> _TASK BRIEF_:
Copy every entry word for word, but skip the pictures.

> _DATA EXCERPTS_:

===

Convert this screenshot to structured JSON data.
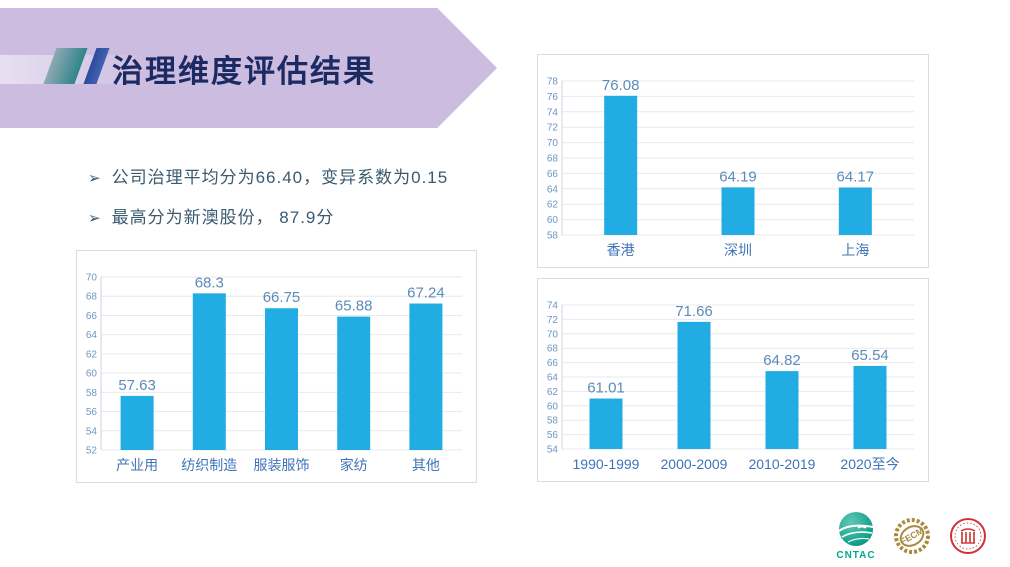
{
  "slide": {
    "title": "治理维度评估结果",
    "bullet_marker": "➢",
    "bullets": [
      "公司治理平均分为66.40，变异系数为0.15",
      "最高分为新澳股份， 87.9分"
    ]
  },
  "colors": {
    "banner": "#CCBCE0",
    "title_text": "#1B2A63",
    "bullet_text": "#3A5A70",
    "slash_teal_from": "#8FA8B5",
    "slash_teal_to": "#2F8588",
    "slash_blue_from": "#2C4A9E",
    "slash_blue_to": "#4163B0",
    "bar": "#21ACE3",
    "gridline": "#E6EAEE",
    "axis_line": "#C9D6E4",
    "tick_label": "#6E96C0",
    "data_label": "#5C8BB8",
    "category_label": "#3F74B8",
    "panel_border": "#D4DEEA",
    "logo_green": "#00A88E",
    "logo_gold": "#A98B3F",
    "logo_red": "#CC3333"
  },
  "chart_data": [
    {
      "type": "bar",
      "categories": [
        "产业用",
        "纺织制造",
        "服装服饰",
        "家纺",
        "其他"
      ],
      "values": [
        57.63,
        68.3,
        66.75,
        65.88,
        67.24
      ],
      "title": "",
      "xlabel": "",
      "ylabel": "",
      "ylim": [
        52,
        70
      ],
      "ytick_step": 2,
      "grid": true,
      "legend": false
    },
    {
      "type": "bar",
      "categories": [
        "香港",
        "深圳",
        "上海"
      ],
      "values": [
        76.08,
        64.19,
        64.17
      ],
      "title": "",
      "xlabel": "",
      "ylabel": "",
      "ylim": [
        58,
        78
      ],
      "ytick_step": 2,
      "grid": true,
      "legend": false
    },
    {
      "type": "bar",
      "categories": [
        "1990-1999",
        "2000-2009",
        "2010-2019",
        "2020至今"
      ],
      "values": [
        61.01,
        71.66,
        64.82,
        65.54
      ],
      "title": "",
      "xlabel": "",
      "ylabel": "",
      "ylim": [
        54,
        74
      ],
      "ytick_step": 2,
      "grid": true,
      "legend": false
    }
  ],
  "logos": [
    {
      "name": "cntac",
      "label": "CNTAC"
    },
    {
      "name": "fecm",
      "label": "FECM"
    },
    {
      "name": "seal",
      "label": ""
    }
  ]
}
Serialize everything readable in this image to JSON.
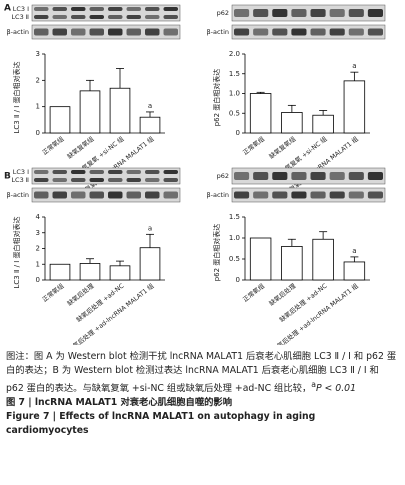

===

> _WRITTEN SOLUTION_:
Convert this screenshot to structured JSON data.
{
  "slide": {
    "title": "治理维度评估结果",
    "bullet_marker": "➢",
    "bullets": [
      "公司治理平均分为66.40，变异系数为0.15",
      "最高分为新澳股份， 87.9分"
    ]
  },
  "colors": {
    "banner": "#CCBCE0",
    "title_text": "#1B2A63",
    "bullet_text": "#3A5A70",
    "slash_teal_from": "#8FA8B5",
    "slash_teal_to": "#2F8588",
    "slash_blue_from": "#2C4A9E",
    "slash_blue_to": "#4163B0",
    "bar": "#21ACE3",
    "gridline": "#E6EAEE",
    "axis_line": "#C9D6E4",
    "tick_label": "#6E96C0",
    "data_label": "#5C8BB8",
    "category_label": "#3F74B8",
    "panel_border": "#D4DEEA",
    "logo_green": "#00A88E",
    "logo_gold": "#A98B3F",
    "logo_red": "#CC3333"
  },
  "chart_data": [
    {
      "type": "bar",
      "categories": [
        "产业用",
        "纺织制造",
        "服装服饰",
        "家纺",
        "其他"
      ],
      "values": [
        57.63,
        68.3,
        66.75,
        65.88,
        67.24
      ],
      "title": "",
      "xlabel": "",
      "ylabel": "",
      "ylim": [
        52,
        70
      ],
      "ytick_step": 2,
      "grid": true,
      "legend": false
    },
    {
      "type": "bar",
      "categories": [
        "香港",
        "深圳",
        "上海"
      ],
      "values": [
        76.08,
        64.19,
        64.17
      ],
      "title": "",
      "xlabel": "",
      "ylabel": "",
      "ylim": [
        58,
        78
      ],
      "ytick_step": 2,
      "grid": true,
      "legend": false
    },
    {
      "type": "bar",
      "categories": [
        "1990-1999",
        "2000-2009",
        "2010-2019",
        "2020至今"
      ],
      "values": [
        61.01,
        71.66,
        64.82,
        65.54
      ],
      "title": "",
      "xlabel": "",
      "ylabel": "",
      "ylim": [
        54,
        74
      ],
      "ytick_step": 2,
      "grid": true,
      "legend": false
    }
  ],
  "logos": [
    {
      "name": "cntac",
      "label": "CNTAC"
    },
    {
      "name": "fecm",
      "label": "FECM"
    },
    {
      "name": "seal",
      "label": ""
    }
  ]
}
Serialize everything readable in this image to JSON.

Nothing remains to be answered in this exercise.